> **What needs to be done**: Read the data and repeat it in full, exactly.

> **Data entries**:
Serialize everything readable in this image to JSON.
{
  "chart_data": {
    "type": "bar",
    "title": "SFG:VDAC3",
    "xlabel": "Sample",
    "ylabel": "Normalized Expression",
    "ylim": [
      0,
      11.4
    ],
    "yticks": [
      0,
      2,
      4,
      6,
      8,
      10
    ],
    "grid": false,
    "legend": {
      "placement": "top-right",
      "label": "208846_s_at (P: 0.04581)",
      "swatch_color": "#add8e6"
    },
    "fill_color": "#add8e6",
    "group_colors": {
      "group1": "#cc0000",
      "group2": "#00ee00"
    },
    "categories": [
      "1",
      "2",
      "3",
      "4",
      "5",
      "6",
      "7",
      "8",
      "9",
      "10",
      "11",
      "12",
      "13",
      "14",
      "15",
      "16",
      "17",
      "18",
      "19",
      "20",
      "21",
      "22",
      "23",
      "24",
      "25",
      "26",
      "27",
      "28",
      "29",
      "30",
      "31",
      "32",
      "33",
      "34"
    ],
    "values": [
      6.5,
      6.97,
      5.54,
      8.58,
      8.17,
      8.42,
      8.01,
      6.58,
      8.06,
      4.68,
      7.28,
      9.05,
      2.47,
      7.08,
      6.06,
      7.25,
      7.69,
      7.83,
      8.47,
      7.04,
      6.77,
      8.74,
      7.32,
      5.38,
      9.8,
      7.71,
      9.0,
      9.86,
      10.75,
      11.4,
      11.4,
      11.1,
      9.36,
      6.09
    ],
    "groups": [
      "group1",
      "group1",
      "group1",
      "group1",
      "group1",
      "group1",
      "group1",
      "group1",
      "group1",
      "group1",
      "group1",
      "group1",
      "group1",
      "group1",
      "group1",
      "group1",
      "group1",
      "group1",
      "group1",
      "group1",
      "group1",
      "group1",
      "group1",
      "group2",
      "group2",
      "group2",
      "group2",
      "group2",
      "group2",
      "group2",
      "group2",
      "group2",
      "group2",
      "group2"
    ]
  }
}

> **Finished exercise**:
Serialize everything readable in this image to JSON.
{
  "chart_data": {
    "type": "bar",
    "title": "SFG:VDAC3",
    "xlabel": "Sample",
    "ylabel": "Normalized Expression",
    "ylim": [
      0,
      11.4
    ],
    "yticks": [
      0,
      2,
      4,
      6,
      8,
      10
    ],
    "grid": false,
    "legend": {
      "placement": "top-right",
      "label": "208846_s_at (P: 0.04581)",
      "swatch_color": "#add8e6"
    },
    "fill_color": "#add8e6",
    "group_colors": {
      "group1": "#cc0000",
      "group2": "#00ee00"
    },
    "categories": [
      "1",
      "2",
      "3",
      "4",
      "5",
      "6",
      "7",
      "8",
      "9",
      "10",
      "11",
      "12",
      "13",
      "14",
      "15",
      "16",
      "17",
      "18",
      "19",
      "20",
      "21",
      "22",
      "23",
      "24",
      "25",
      "26",
      "27",
      "28",
      "29",
      "30",
      "31",
      "32",
      "33",
      "34"
    ],
    "values": [
      6.5,
      6.97,
      5.54,
      8.58,
      8.17,
      8.42,
      8.01,
      6.58,
      8.06,
      4.68,
      7.28,
      9.05,
      2.47,
      7.08,
      6.06,
      7.25,
      7.69,
      7.83,
      8.47,
      7.04,
      6.77,
      8.74,
      7.32,
      5.38,
      9.8,
      7.71,
      9.0,
      9.86,
      10.75,
      11.4,
      11.4,
      11.1,
      9.36,
      6.09
    ],
    "groups": [
      "group1",
      "group1",
      "group1",
      "group1",
      "group1",
      "group1",
      "group1",
      "group1",
      "group1",
      "group1",
      "group1",
      "group1",
      "group1",
      "group1",
      "group1",
      "group1",
      "group1",
      "group1",
      "group1",
      "group1",
      "group1",
      "group1",
      "group1",
      "group2",
      "group2",
      "group2",
      "group2",
      "group2",
      "group2",
      "group2",
      "group2",
      "group2",
      "group2",
      "group2"
    ]
  }
}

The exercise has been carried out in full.